Reproduce all of the data that follows, character for character.
* begin *
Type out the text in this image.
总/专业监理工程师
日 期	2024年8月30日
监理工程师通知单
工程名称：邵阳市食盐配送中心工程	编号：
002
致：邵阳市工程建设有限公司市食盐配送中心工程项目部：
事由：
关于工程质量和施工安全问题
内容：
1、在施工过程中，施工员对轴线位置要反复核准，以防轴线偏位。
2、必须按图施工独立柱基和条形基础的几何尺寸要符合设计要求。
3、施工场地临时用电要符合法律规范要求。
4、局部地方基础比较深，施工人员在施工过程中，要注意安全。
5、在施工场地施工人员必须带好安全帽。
* end *
- **Written solution**:
Type out the text in this image.
总/专业监理工程师
日 期	2024年8月30日
监理工程师通知单
工程名称：邵阳市食盐配送中心工程	编号：
002
致：邵阳市工程建设有限公司市食盐配送中心工程项目部：
事由：
关于工程质量和施工安全问题
内容：
1、在施工过程中，施工员对轴线位置要反复核准，以防轴线偏位。
2、必须按图施工独立柱基和条形基础的几何尺寸要符合设计要求。
3、施工场地临时用电要符合法律规范要求。
4、局部地方基础比较深，施工人员在施工过程中，要注意安全。
5、在施工场地施工人员必须带好安全帽。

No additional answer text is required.